Extracts from a graphics dataset
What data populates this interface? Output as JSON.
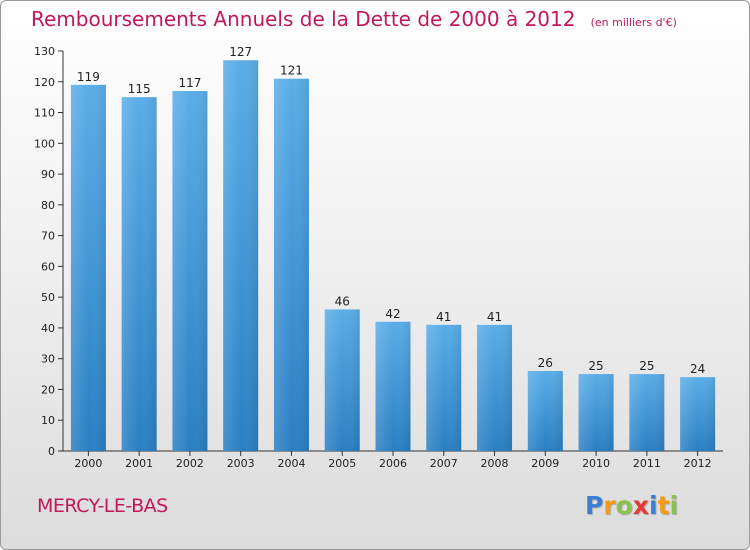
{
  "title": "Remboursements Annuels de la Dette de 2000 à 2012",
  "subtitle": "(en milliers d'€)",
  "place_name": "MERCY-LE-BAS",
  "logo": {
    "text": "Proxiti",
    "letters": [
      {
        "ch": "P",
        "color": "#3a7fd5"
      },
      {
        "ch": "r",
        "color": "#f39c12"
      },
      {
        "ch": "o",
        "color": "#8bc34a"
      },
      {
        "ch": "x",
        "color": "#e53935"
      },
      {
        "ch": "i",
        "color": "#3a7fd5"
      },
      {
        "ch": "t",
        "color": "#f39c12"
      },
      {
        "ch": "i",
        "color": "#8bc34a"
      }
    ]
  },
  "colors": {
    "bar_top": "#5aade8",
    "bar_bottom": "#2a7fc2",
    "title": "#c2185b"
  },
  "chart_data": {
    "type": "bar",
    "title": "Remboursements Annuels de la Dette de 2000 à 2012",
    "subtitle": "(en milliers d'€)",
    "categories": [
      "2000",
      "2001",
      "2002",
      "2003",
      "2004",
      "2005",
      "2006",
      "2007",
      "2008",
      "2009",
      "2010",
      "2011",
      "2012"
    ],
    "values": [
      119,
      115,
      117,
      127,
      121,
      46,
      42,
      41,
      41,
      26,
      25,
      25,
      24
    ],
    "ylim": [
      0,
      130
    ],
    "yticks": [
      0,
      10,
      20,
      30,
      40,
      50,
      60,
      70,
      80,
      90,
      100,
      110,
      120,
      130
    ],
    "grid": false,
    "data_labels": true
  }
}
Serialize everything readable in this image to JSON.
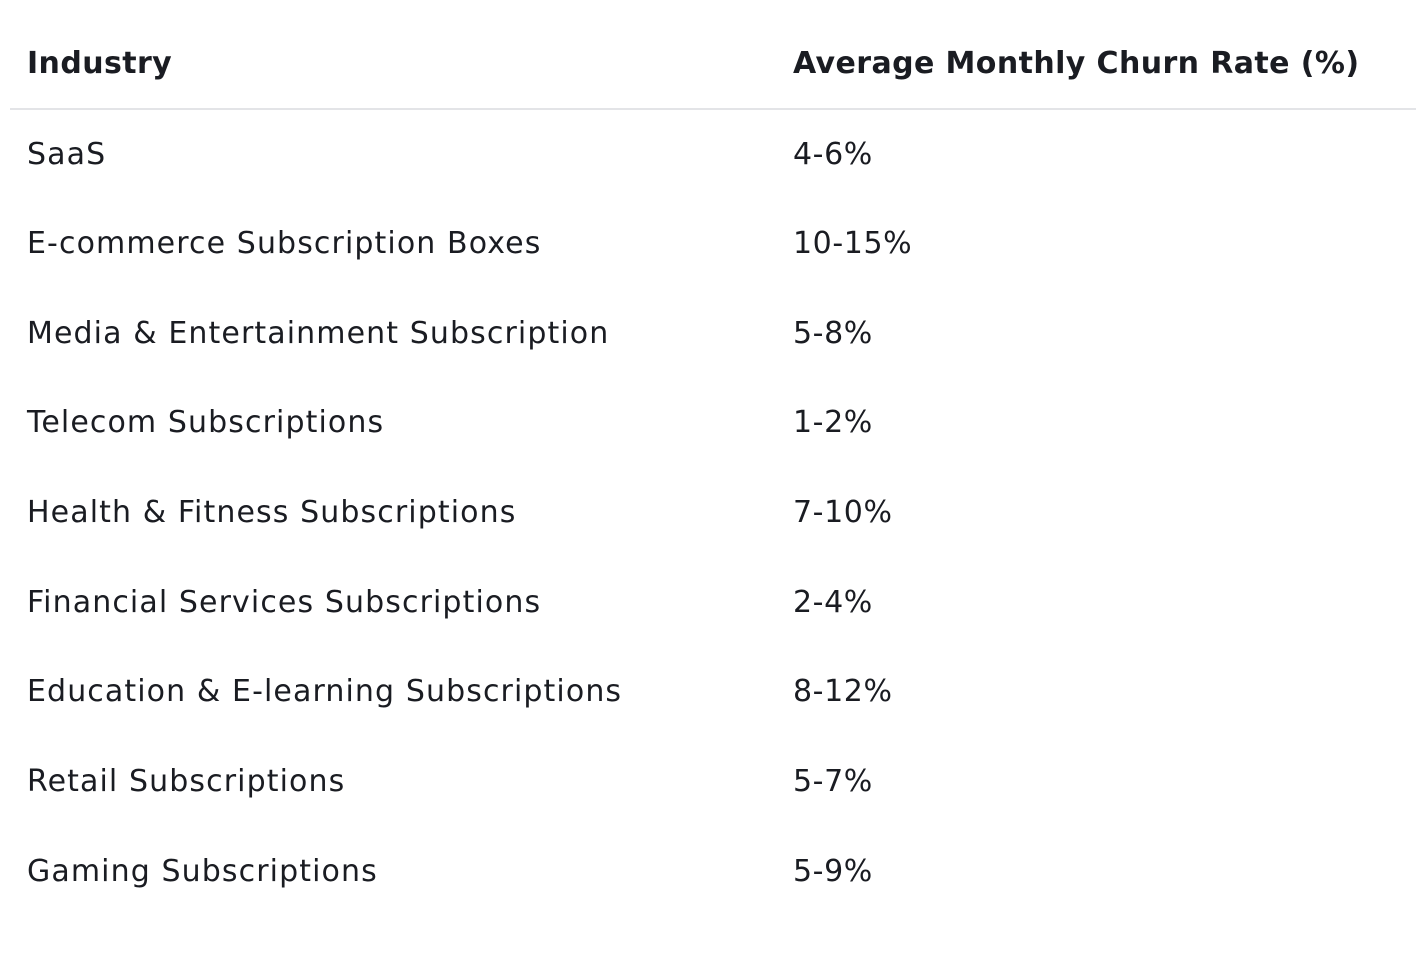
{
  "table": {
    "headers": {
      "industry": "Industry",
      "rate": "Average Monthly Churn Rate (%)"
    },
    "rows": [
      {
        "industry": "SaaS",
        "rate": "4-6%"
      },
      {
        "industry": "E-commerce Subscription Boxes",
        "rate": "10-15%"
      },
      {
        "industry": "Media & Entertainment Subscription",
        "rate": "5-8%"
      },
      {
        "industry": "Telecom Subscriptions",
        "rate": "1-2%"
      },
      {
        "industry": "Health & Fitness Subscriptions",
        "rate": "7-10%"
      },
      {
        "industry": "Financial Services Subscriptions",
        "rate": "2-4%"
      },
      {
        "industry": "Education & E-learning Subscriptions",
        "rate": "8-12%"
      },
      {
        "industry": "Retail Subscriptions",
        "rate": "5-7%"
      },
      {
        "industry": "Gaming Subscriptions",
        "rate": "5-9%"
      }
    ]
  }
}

→ **Requirement**
Gather every line from the listing above in which the word "subtitle" appears.

→ **Problem solution**
  "subtitle": "(en milliers d'€)",
    "subtitle": "(en milliers d'€)",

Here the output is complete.